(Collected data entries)
---*---
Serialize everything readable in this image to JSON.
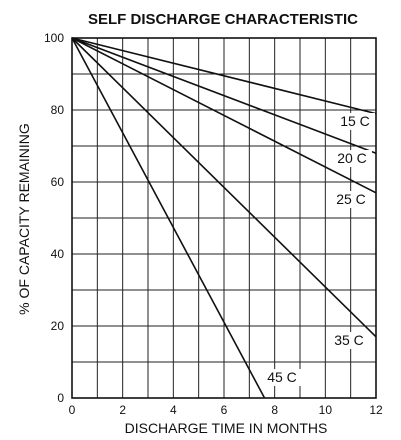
{
  "chart_data": {
    "type": "line",
    "title": "SELF DISCHARGE CHARACTERISTIC",
    "xlabel": "DISCHARGE TIME IN MONTHS",
    "ylabel": "% OF CAPACITY REMAINING",
    "xlim": [
      0,
      12
    ],
    "ylim": [
      0,
      100
    ],
    "xticks": [
      0,
      2,
      4,
      6,
      8,
      10,
      12
    ],
    "yticks": [
      0,
      20,
      40,
      60,
      80,
      100
    ],
    "grid": true,
    "legend": "none (series labeled inline)",
    "series": [
      {
        "name": "15 C",
        "x": [
          0,
          12
        ],
        "y": [
          100,
          79
        ]
      },
      {
        "name": "20 C",
        "x": [
          0,
          12
        ],
        "y": [
          100,
          68
        ]
      },
      {
        "name": "25 C",
        "x": [
          0,
          12
        ],
        "y": [
          100,
          57
        ]
      },
      {
        "name": "35 C",
        "x": [
          0,
          12
        ],
        "y": [
          100,
          17
        ]
      },
      {
        "name": "45 C",
        "x": [
          0,
          7.6
        ],
        "y": [
          100,
          0
        ]
      }
    ]
  }
}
---*---
GIVEN TASK: How many lines in these entries contain the string "DISCHARGE"? State the number and nothing more.

REPLY: 2